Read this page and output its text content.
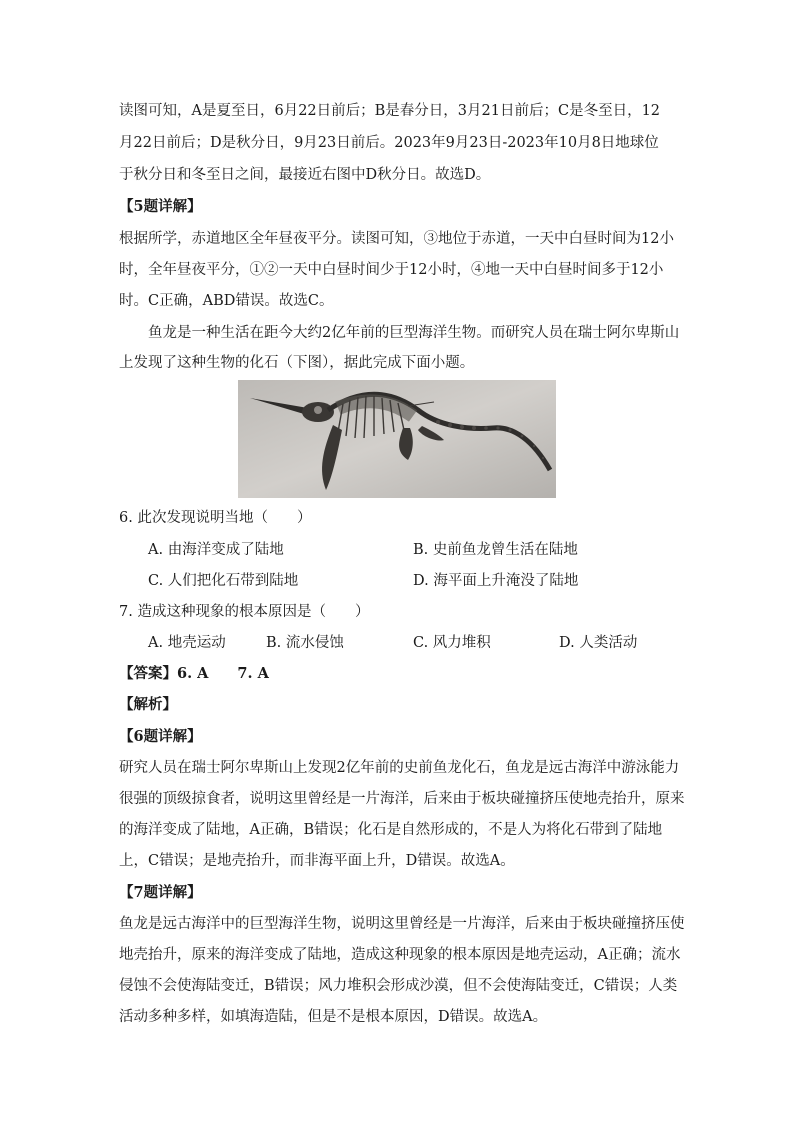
读图可知，A是夏至日，6月22日前后；B是春分日，3月21日前后；C是冬至日，12
月22日前后；D是秋分日，9月23日前后。2023年9月23日-2023年10月8日地球位
于秋分日和冬至日之间，最接近右图中D秋分日。故选D。
【5题详解】
根据所学，赤道地区全年昼夜平分。读图可知，③地位于赤道，一天中白昼时间为12小
时，全年昼夜平分，①②一天中白昼时间少于12小时，④地一天中白昼时间多于12小
时。C正确，ABD错误。故选C。
鱼龙是一种生活在距今大约2亿年前的巨型海洋生物。而研究人员在瑞士阿尔卑斯山
上发现了这种生物的化石（下图），据此完成下面小题。
6. 此次发现说明当地（　　）
A. 由海洋变成了陆地	B. 史前鱼龙曾生活在陆地
C. 人们把化石带到陆地	D. 海平面上升淹没了陆地
7. 造成这种现象的根本原因是（　　）
A. 地壳运动	B. 流水侵蚀	C. 风力堆积	D. 人类活动
【答案】6. A　　7. A
【解析】
【6题详解】
研究人员在瑞士阿尔卑斯山上发现2亿年前的史前鱼龙化石，鱼龙是远古海洋中游泳能力
很强的顶级掠食者，说明这里曾经是一片海洋，后来由于板块碰撞挤压使地壳抬升，原来
的海洋变成了陆地，A正确，B错误；化石是自然形成的，不是人为将化石带到了陆地
上，C错误；是地壳抬升，而非海平面上升，D错误。故选A。
【7题详解】
鱼龙是远古海洋中的巨型海洋生物，说明这里曾经是一片海洋，后来由于板块碰撞挤压使
地壳抬升，原来的海洋变成了陆地，造成这种现象的根本原因是地壳运动，A正确；流水
侵蚀不会使海陆变迁，B错误；风力堆积会形成沙漠，但不会使海陆变迁，C错误；人类
活动多种多样，如填海造陆，但是不是根本原因，D错误。故选A。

^^^^^^^^^^^^^^^^

◆ What is being asked: From the data above, gather every line that includes the word "读图可知".

◆ The result:
读图可知，A是夏至日，6月22日前后；B是春分日，3月21日前后；C是冬至日，12
根据所学，赤道地区全年昼夜平分。读图可知，③地位于赤道，一天中白昼时间为12小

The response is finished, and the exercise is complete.